== Short exercise ==
Leave out the pictures and reproduce all of the data exactly.

═══ Working data ═══

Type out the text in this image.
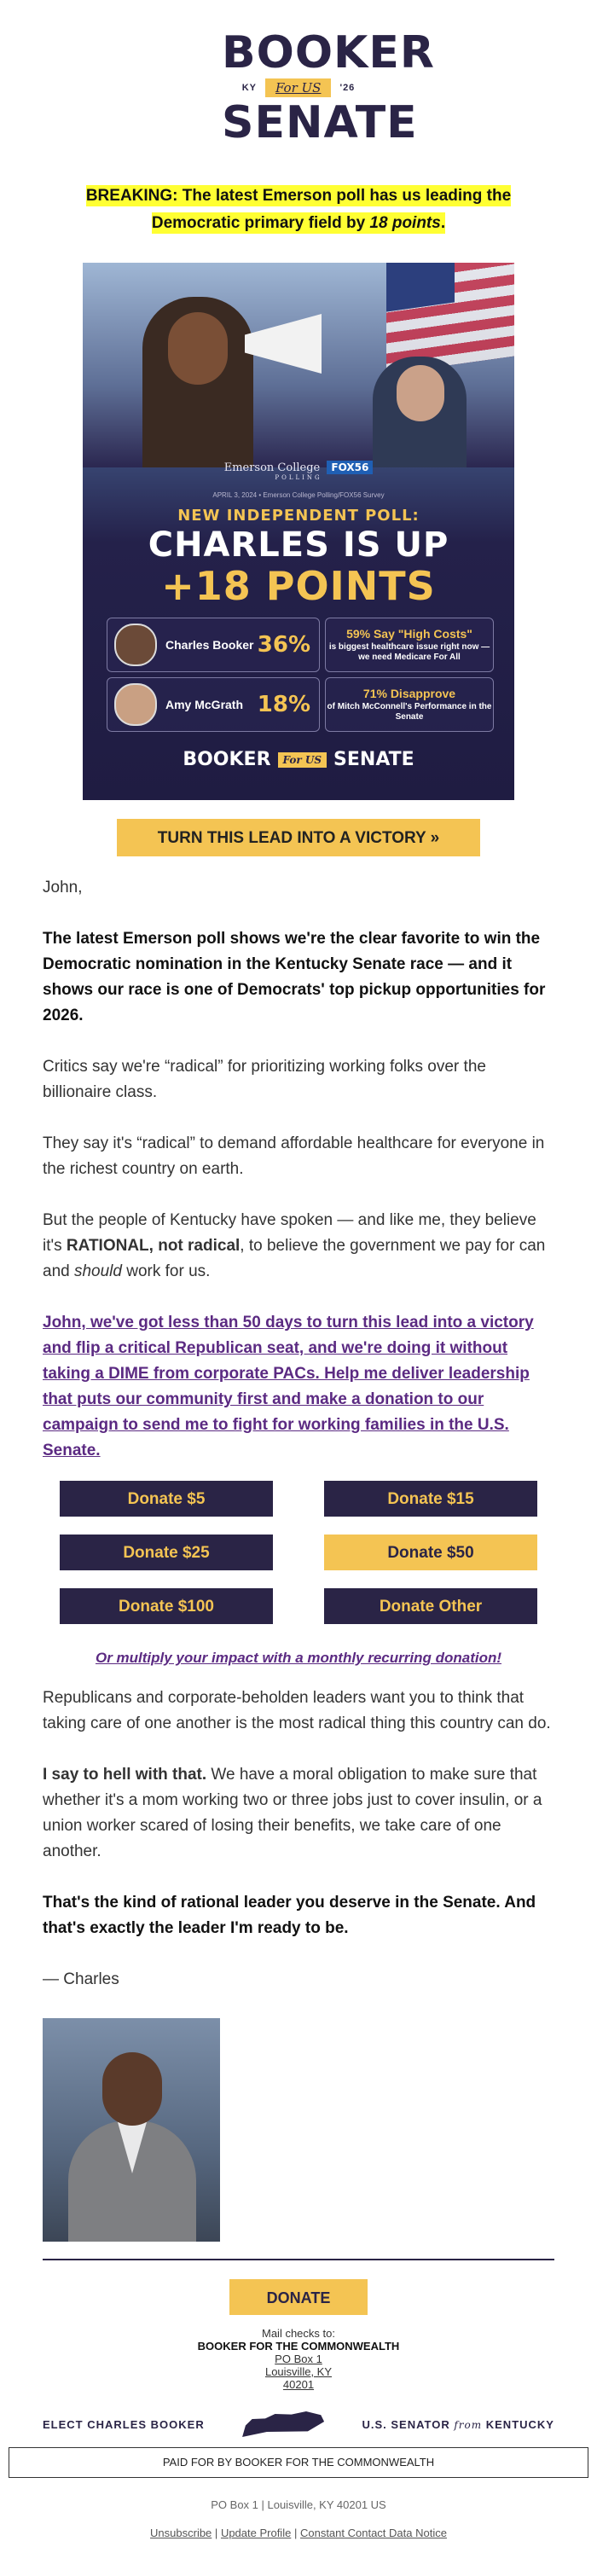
BOOKER
KY	For US	'26
SENATE
BREAKING: The latest Emerson poll has us leading the Democratic primary field by 18 points.
Emerson College FOX56
POLLING
APRIL 3, 2024 • Emerson College Polling/FOX56 Survey
NEW INDEPENDENT POLL:
CHARLES IS UP
+18 POINTS
Charles Booker 36%
Amy McGrath 18%
59% Say "High Costs"
is biggest healthcare issue right now — we need Medicare For All
71% Disapprove
of Mitch McConnell's Performance in the Senate
BOOKER	For US SENATE
TURN THIS LEAD INTO A VICTORY »

John,

The latest Emerson poll shows we're the clear favorite to win the Democratic nomination in the Kentucky Senate race — and it shows our race is one of Democrats' top pickup opportunities for 2026.

Critics say we're “radical” for prioritizing working folks over the billionaire class.

They say it's “radical” to demand affordable healthcare for everyone in the richest country on earth.

But the people of Kentucky have spoken — and like me, they believe it's RATIONAL, not radical, to believe the government we pay for can and should work for us.

John, we've got less than 50 days to turn this lead into a victory and flip a critical Republican seat, and we're doing it without taking a DIME from corporate PACs. Help me deliver leadership that puts our community first and make a donation to our campaign to send me to fight for working families in the U.S. Senate.

Donate $5	Donate $15
Donate $25	Donate $50
Donate $100	Donate Other
Or multiply your impact with a monthly recurring donation!

Republicans and corporate-beholden leaders want you to think that taking care of one another is the most radical thing this country can do.

I say to hell with that. We have a moral obligation to make sure that whether it's a mom working two or three jobs just to cover insulin, or a union worker scared of losing their benefits, we take care of one another.

That's the kind of rational leader you deserve in the Senate. And that's exactly the leader I'm ready to be.

— Charles

DONATE
Mail checks to:
BOOKER FOR THE COMMONWEALTH
PO Box 1
Louisville, KY
40201
ELECT CHARLES BOOKER	U.S. SENATOR from KENTUCKY
PAID FOR BY BOOKER FOR THE COMMONWEALTH
PO Box 1 | Louisville, KY 40201 US
Unsubscribe | Update Profile | Constant Contact Data Notice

═══

== Answer to this problem ==
Type out the text in this image.
BOOKER
KY	For US	'26
SENATE
BREAKING: The latest Emerson poll has us leading the Democratic primary field by 18 points.
Emerson College FOX56
POLLING
APRIL 3, 2024 • Emerson College Polling/FOX56 Survey
NEW INDEPENDENT POLL:
CHARLES IS UP
+18 POINTS
Charles Booker 36%
Amy McGrath 18%
59% Say "High Costs"
is biggest healthcare issue right now — we need Medicare For All
71% Disapprove
of Mitch McConnell's Performance in the Senate
BOOKER	For US SENATE
TURN THIS LEAD INTO A VICTORY »

John,

The latest Emerson poll shows we're the clear favorite to win the Democratic nomination in the Kentucky Senate race — and it shows our race is one of Democrats' top pickup opportunities for 2026.

Critics say we're “radical” for prioritizing working folks over the billionaire class.

They say it's “radical” to demand affordable healthcare for everyone in the richest country on earth.

But the people of Kentucky have spoken — and like me, they believe it's RATIONAL, not radical, to believe the government we pay for can and should work for us.

John, we've got less than 50 days to turn this lead into a victory and flip a critical Republican seat, and we're doing it without taking a DIME from corporate PACs. Help me deliver leadership that puts our community first and make a donation to our campaign to send me to fight for working families in the U.S. Senate.

Donate $5	Donate $15
Donate $25	Donate $50
Donate $100	Donate Other
Or multiply your impact with a monthly recurring donation!

Republicans and corporate-beholden leaders want you to think that taking care of one another is the most radical thing this country can do.

I say to hell with that. We have a moral obligation to make sure that whether it's a mom working two or three jobs just to cover insulin, or a union worker scared of losing their benefits, we take care of one another.

That's the kind of rational leader you deserve in the Senate. And that's exactly the leader I'm ready to be.

— Charles

DONATE
Mail checks to:
BOOKER FOR THE COMMONWEALTH
PO Box 1
Louisville, KY
40201
ELECT CHARLES BOOKER	U.S. SENATOR from KENTUCKY
PAID FOR BY BOOKER FOR THE COMMONWEALTH
PO Box 1 | Louisville, KY 40201 US
Unsubscribe | Update Profile | Constant Contact Data Notice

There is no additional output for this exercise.